WHAT YOU NEED TO DO: Copy word for word the lines of the listing below, from the line containing "code-token: ; <box>448 745 460 767</box>" through the line containing "code-line[interactable]: 11 this.open", including both.
[START OF SOURCE RECORDS]
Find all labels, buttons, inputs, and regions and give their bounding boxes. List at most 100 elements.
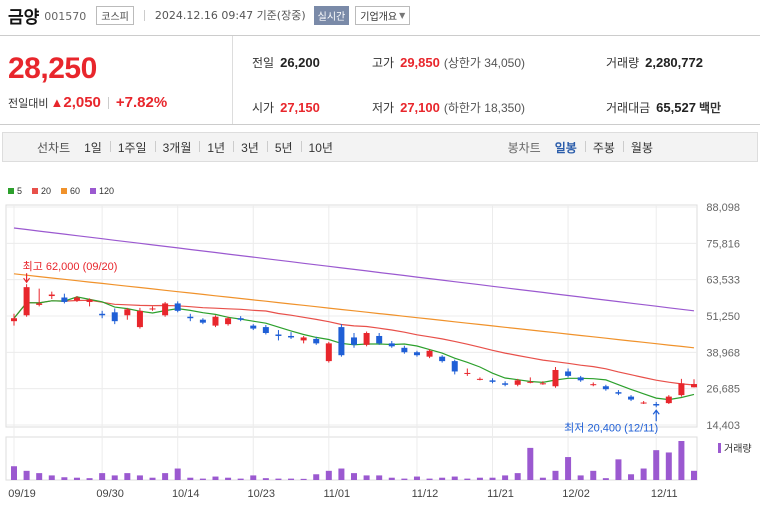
- stat-label: 거래량: [606, 56, 640, 70]
- candle: [187, 313, 194, 322]
- volume-bar: [313, 474, 320, 480]
- realtime-badge[interactable]: 실시간: [313, 5, 350, 25]
- candle-body: [363, 333, 370, 345]
- y-tick-label: 51,250: [706, 311, 740, 323]
- company-info-dropdown[interactable]: 기업개요 ▼: [355, 5, 411, 25]
- volume-bar: [514, 473, 521, 480]
- candle-body: [602, 386, 609, 390]
- candle-body: [99, 313, 106, 316]
- candle: [439, 355, 446, 363]
- candle-body: [149, 308, 156, 310]
- candle-monthly[interactable]: 월봉: [622, 139, 661, 156]
- candle-body: [691, 384, 697, 388]
- period-1y[interactable]: 1년: [199, 139, 233, 156]
- stat-label: 시가: [252, 101, 275, 115]
- volume-bar: [136, 475, 143, 480]
- volume-bar: [338, 468, 345, 480]
- volume-bar: [86, 478, 93, 480]
- candle: [602, 384, 609, 391]
- candle-body: [615, 392, 622, 394]
- candle: [413, 350, 420, 357]
- x-tick-label: 10/23: [247, 488, 275, 500]
- candle-body: [565, 371, 572, 376]
- candle: [36, 288, 43, 307]
- candle-body: [225, 318, 232, 325]
- candle-body: [73, 297, 80, 301]
- candle: [502, 381, 509, 387]
- stat-value: 65,527: [656, 100, 696, 115]
- candle-weekly[interactable]: 주봉: [584, 139, 623, 156]
- candle: [212, 315, 219, 328]
- candle-body: [325, 343, 332, 362]
- volume-bar: [439, 477, 446, 480]
- candle: [476, 377, 483, 381]
- candle-body: [678, 383, 685, 396]
- volume-bar: [363, 475, 370, 480]
- candle-body: [187, 316, 194, 319]
- stock-code: 001570: [44, 10, 87, 23]
- volume-bar: [615, 459, 622, 480]
- volume-bar: [124, 473, 131, 480]
- company-info-label: 기업개요: [360, 11, 398, 23]
- candle: [552, 367, 559, 388]
- candle: [86, 298, 93, 307]
- candle: [325, 341, 332, 363]
- volume-bars: 거래량: [11, 441, 752, 480]
- volume-label: 거래량: [724, 443, 752, 455]
- candle: [653, 401, 660, 408]
- candle: [149, 306, 156, 311]
- candle-body: [61, 297, 68, 302]
- candle-body: [628, 396, 635, 400]
- volume-bar: [691, 470, 697, 480]
- price-change: 전일대비 ▲ 2,050 +7.82%: [8, 94, 167, 111]
- candle: [136, 307, 143, 329]
- period-bar: 선차트 1일 1주일 3개월 1년 3년 5년 10년 봉차트 일봉 주봉 월봉: [2, 132, 758, 162]
- candle-daily[interactable]: 일봉: [547, 139, 585, 156]
- stat-trade-value: 거래대금 65,527 백만: [606, 99, 721, 116]
- candle-body: [351, 337, 357, 345]
- volume-bar: [199, 478, 206, 480]
- candle-body: [11, 318, 17, 322]
- candle-body: [552, 369, 559, 387]
- stat-label: 전일: [252, 56, 275, 70]
- candle: [678, 378, 685, 397]
- candle: [162, 301, 169, 317]
- change-value: 2,050: [63, 94, 101, 111]
- volume-bar: [237, 478, 244, 480]
- candle-body: [640, 402, 647, 404]
- stat-value: 27,100: [400, 100, 440, 115]
- volume-bar: [413, 476, 420, 480]
- volume-bar: [678, 441, 685, 480]
- candle: [590, 382, 597, 387]
- low-annotation: 최저 20,400 (12/11): [564, 421, 658, 434]
- y-tick-label: 88,098: [706, 202, 740, 214]
- candle-body: [111, 312, 118, 322]
- volume-bar: [300, 478, 307, 480]
- candlestick-chart[interactable]: 최고 62,000 (09/20) 최저 20,400 (12/11) 거래량 8…: [0, 178, 760, 510]
- stat-value: 2,280,772: [645, 55, 703, 70]
- chart-axes: 88,098 75,816 63,533 51,250 38,968 26,685 14,4…: [8, 202, 740, 500]
- volume-bar: [351, 473, 357, 480]
- up-arrow-icon: [652, 409, 660, 422]
- candle-body: [174, 303, 181, 311]
- candle-body: [23, 287, 30, 316]
- volume-bar: [225, 477, 232, 480]
- quote-datetime: 2024.12.16 09:47 기준(장중): [154, 9, 306, 22]
- period-5y[interactable]: 5년: [266, 139, 301, 156]
- stock-name: 금양: [8, 7, 40, 28]
- candle: [640, 401, 647, 405]
- period-3y[interactable]: 3년: [233, 139, 267, 156]
- price-panel: 28,250 전일대비 ▲ 2,050 +7.82% 전일 26,200 시가 …: [0, 35, 760, 125]
- period-1d[interactable]: 1일: [76, 139, 110, 156]
- candle-body: [162, 303, 169, 316]
- volume-bar: [73, 477, 80, 480]
- volume-bar: [464, 478, 471, 480]
- period-1w[interactable]: 1주일: [109, 139, 155, 156]
- y-tick-label: 63,533: [706, 275, 740, 287]
- candle: [174, 301, 181, 313]
- volume-bar: [36, 473, 43, 480]
- candle-body: [539, 383, 546, 385]
- period-10y[interactable]: 10년: [300, 139, 341, 156]
- period-3m[interactable]: 3개월: [154, 139, 200, 156]
- candle-body: [262, 327, 269, 334]
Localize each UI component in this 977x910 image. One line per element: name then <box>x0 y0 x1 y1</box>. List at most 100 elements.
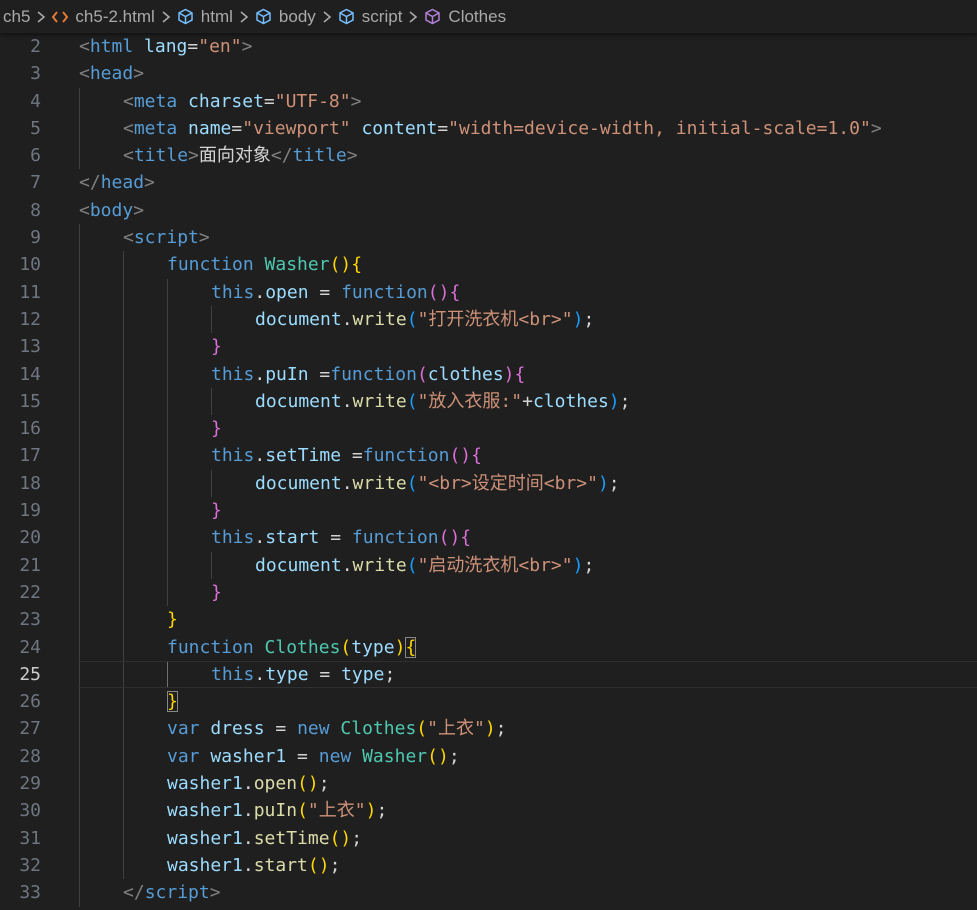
code-token: ; <box>448 745 460 767</box>
code-line[interactable]: 16} <box>0 415 977 443</box>
code-token: function <box>330 363 417 385</box>
code-line[interactable]: 33 </script> <box>0 879 977 907</box>
code-token: ; <box>495 718 507 740</box>
indent-guide <box>79 142 80 170</box>
code-token: > <box>209 882 221 904</box>
code-token: meta <box>133 117 178 139</box>
code-line[interactable]: 6 <title>面向对象</title> <box>0 142 977 170</box>
code-token: "打开洗衣机<br>" <box>417 308 573 330</box>
code-token: dress <box>210 718 265 740</box>
code-token: . <box>254 527 266 549</box>
indent-guide <box>79 305 80 334</box>
code-line[interactable]: 12 document.write("打开洗衣机<br>"); <box>0 305 977 334</box>
breadcrumb-label: ch5-2.html <box>75 6 155 26</box>
code-token: write <box>352 472 407 494</box>
code-line[interactable]: 2 <html lang="en"> <box>0 33 977 60</box>
indent-guide <box>123 415 124 443</box>
code-token: { <box>471 445 482 467</box>
code-line[interactable]: 31 washer1.setTime(); <box>0 824 977 852</box>
code-text: } <box>167 606 178 633</box>
breadcrumb-item-html[interactable]: html <box>177 7 233 27</box>
code-line[interactable]: 20 this.start = function(){ <box>0 524 977 552</box>
code-line[interactable]: 19} <box>0 497 977 525</box>
code-token: 面向对象 <box>198 145 271 167</box>
code-token: = <box>263 90 275 112</box>
code-token: < <box>123 145 134 167</box>
code-line[interactable]: 13} <box>0 333 977 361</box>
code-token: ; <box>376 800 388 822</box>
code-line[interactable]: 11 this.open = function(){ <box>0 278 977 306</box>
code-line[interactable]: 5 <meta name="viewport" content="width=de… <box>0 114 977 143</box>
code-token: < <box>79 63 90 85</box>
line-number: 9 <box>30 227 41 249</box>
code-token: { <box>405 636 417 658</box>
code-line[interactable]: 23} <box>0 606 977 634</box>
chevron-right-icon <box>322 10 332 24</box>
code-token: function <box>362 445 450 467</box>
line-number: 4 <box>30 90 41 112</box>
code-line[interactable]: 17 this.setTime =function(){ <box>0 442 977 470</box>
breadcrumb-label: script <box>361 6 403 26</box>
code-token: head <box>100 172 145 194</box>
code-line[interactable]: 15 document.write("放入衣服:"+clothes); <box>0 387 977 416</box>
breadcrumb-item-script[interactable]: script <box>338 6 403 27</box>
code-token: = <box>308 363 331 385</box>
indent-guide <box>79 387 80 416</box>
code-token: puIn <box>253 800 298 822</box>
breadcrumb-item-ch5-2-html[interactable]: ch5-2.html <box>52 6 155 27</box>
code-token: "viewport" <box>242 117 351 139</box>
code-line[interactable]: 24 function Clothes(type){ <box>0 633 977 661</box>
code-token: . <box>341 554 353 576</box>
indent-guide <box>79 442 80 470</box>
breadcrumb-item-clothes[interactable]: Clothes <box>424 7 506 27</box>
code-token: meta <box>133 90 178 112</box>
code-token: ) <box>597 472 609 494</box>
code-line[interactable]: 28 var washer1 = new Washer(); <box>0 742 977 771</box>
line-number: 32 <box>19 854 41 876</box>
code-line[interactable]: 8 <body> <box>0 197 977 224</box>
code-token: charset <box>188 90 264 112</box>
code-text: washer1.puIn("上衣"); <box>167 797 387 824</box>
breadcrumb-item-ch5[interactable]: ch5 <box>3 7 30 27</box>
code-token: . <box>254 281 266 303</box>
code-token: } <box>211 336 222 358</box>
code-token: ) <box>503 363 515 385</box>
code-line[interactable]: 9 <script> <box>0 224 977 252</box>
code-token: () <box>427 281 450 303</box>
indent-guide <box>79 551 80 579</box>
code-line[interactable]: 3 <head> <box>0 60 977 87</box>
code-line[interactable]: 4 <meta charset="UTF-8"> <box>0 87 977 115</box>
code-line[interactable]: 10 function Washer(){ <box>0 251 977 279</box>
code-line[interactable]: 30 washer1.puIn("上衣"); <box>0 797 977 825</box>
code-token: title <box>133 145 189 167</box>
code-editor[interactable]: 2 <html lang="en"> 3 <head> 4 <meta charset="… <box>0 33 977 910</box>
code-line[interactable]: 27 var dress = new Clothes("上衣"); <box>0 715 977 743</box>
code-line[interactable]: 25 this.type = type; <box>0 660 977 689</box>
code-line[interactable]: 7 </head> <box>0 169 977 196</box>
code-token: type <box>351 636 395 658</box>
code-text: <head> <box>79 60 144 87</box>
code-token: washer1 <box>167 800 243 822</box>
breadcrumb-item-body[interactable]: body <box>255 7 316 27</box>
chevron-right-icon <box>36 10 46 24</box>
code-token: ; <box>619 390 631 412</box>
code-token: Clothes <box>340 718 417 740</box>
element-icon <box>338 8 355 25</box>
code-token: document <box>255 308 342 330</box>
code-token: . <box>254 663 266 685</box>
code-line[interactable]: 26} <box>0 688 977 716</box>
code-line[interactable]: 14 this.puIn =function(clothes){ <box>0 360 977 388</box>
code-line[interactable]: 21 document.write("启动洗衣机<br>"); <box>0 551 977 579</box>
indent-guide <box>123 606 124 634</box>
code-line[interactable]: 32 washer1.start(); <box>0 851 977 880</box>
indent-guide <box>167 551 168 579</box>
code-line[interactable]: 29 washer1.open(); <box>0 770 977 798</box>
code-text: <script> <box>123 224 210 251</box>
indent-guide <box>167 360 168 388</box>
code-line[interactable]: 18 document.write("<br>设定时间<br>"); <box>0 469 977 498</box>
code-token: { <box>449 281 461 303</box>
indent-guide <box>79 688 80 716</box>
code-line[interactable]: 22} <box>0 578 977 607</box>
code-token: < <box>123 117 134 139</box>
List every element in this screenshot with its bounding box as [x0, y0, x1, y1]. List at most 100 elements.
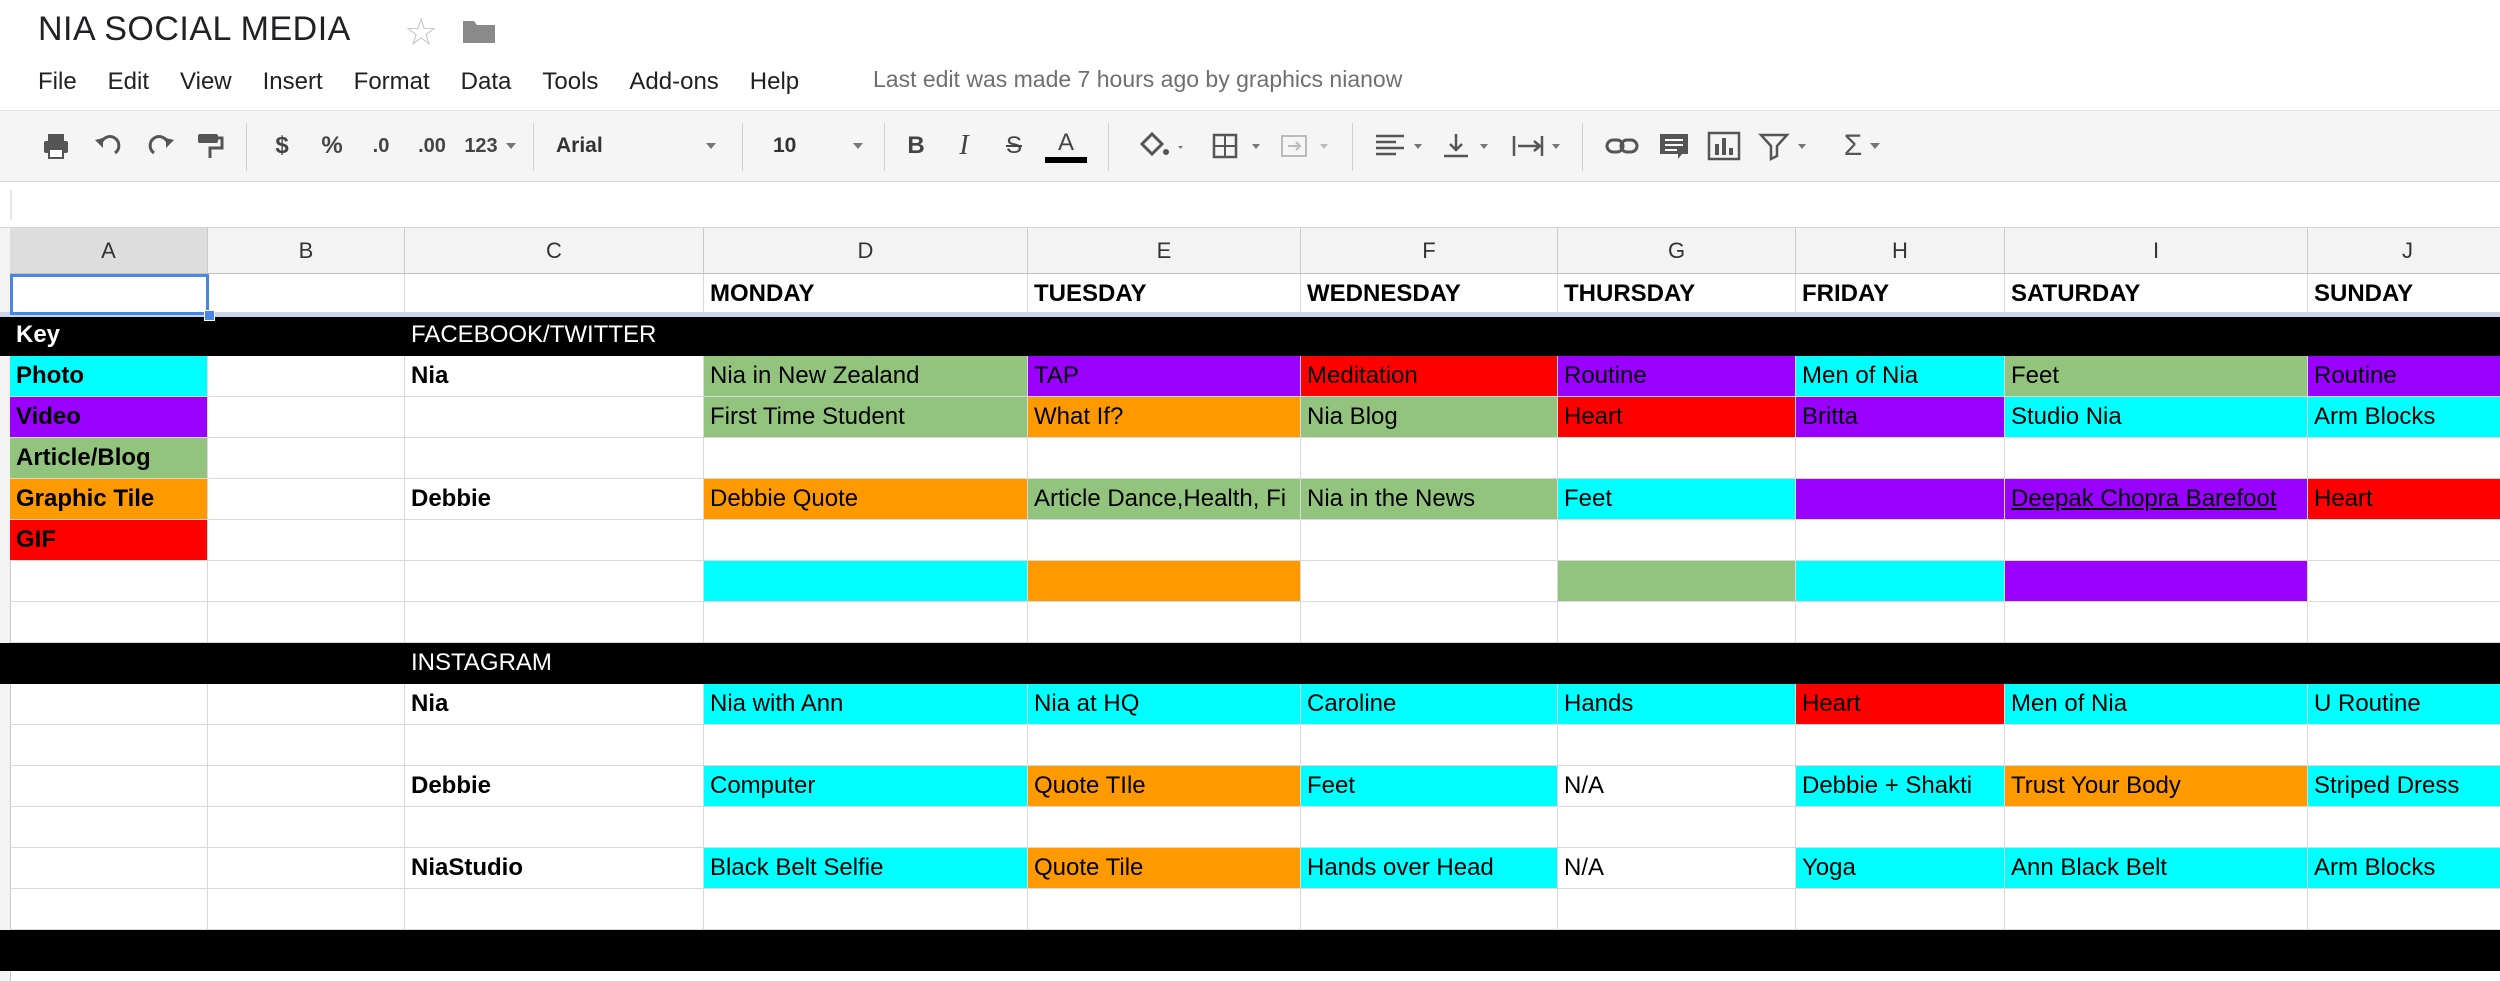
[END OF SOURCE RECORDS]
WORKED SOLUTION:
code-token: ; <box>448 745 460 767</box>
code-line[interactable]: 16} <box>0 415 977 443</box>
code-token: function <box>330 363 417 385</box>
code-line[interactable]: 33 </script> <box>0 879 977 907</box>
code-token: ; <box>495 718 507 740</box>
indent-guide <box>79 142 80 170</box>
code-token: > <box>209 882 221 904</box>
code-token: meta <box>133 117 178 139</box>
code-line[interactable]: 6 <title>面向对象</title> <box>0 142 977 170</box>
code-token: "打开洗衣机<br>" <box>417 308 573 330</box>
code-token: dress <box>210 718 265 740</box>
code-token: . <box>254 527 266 549</box>
indent-guide <box>79 305 80 334</box>
code-line[interactable]: 12 document.write("打开洗衣机<br>"); <box>0 305 977 334</box>
breadcrumb-label: ch5-2.html <box>75 6 155 26</box>
code-token: write <box>352 472 407 494</box>
code-line[interactable]: 2 <html lang="en"> <box>0 33 977 60</box>
indent-guide <box>123 415 124 443</box>
code-token: { <box>471 445 482 467</box>
code-line[interactable]: 31 washer1.setTime(); <box>0 824 977 852</box>
code-text: } <box>167 606 178 633</box>
breadcrumb-item-html[interactable]: html <box>177 7 233 27</box>
code-line[interactable]: 20 this.start = function(){ <box>0 524 977 552</box>
code-line[interactable]: 19} <box>0 497 977 525</box>
code-token: 面向对象 <box>198 145 271 167</box>
code-token: = <box>263 90 275 112</box>
code-token: < <box>123 145 134 167</box>
code-line[interactable]: 13} <box>0 333 977 361</box>
code-token: ; <box>376 800 388 822</box>
code-line[interactable]: 11 this.open = function(){ <box>0 278 977 306</box>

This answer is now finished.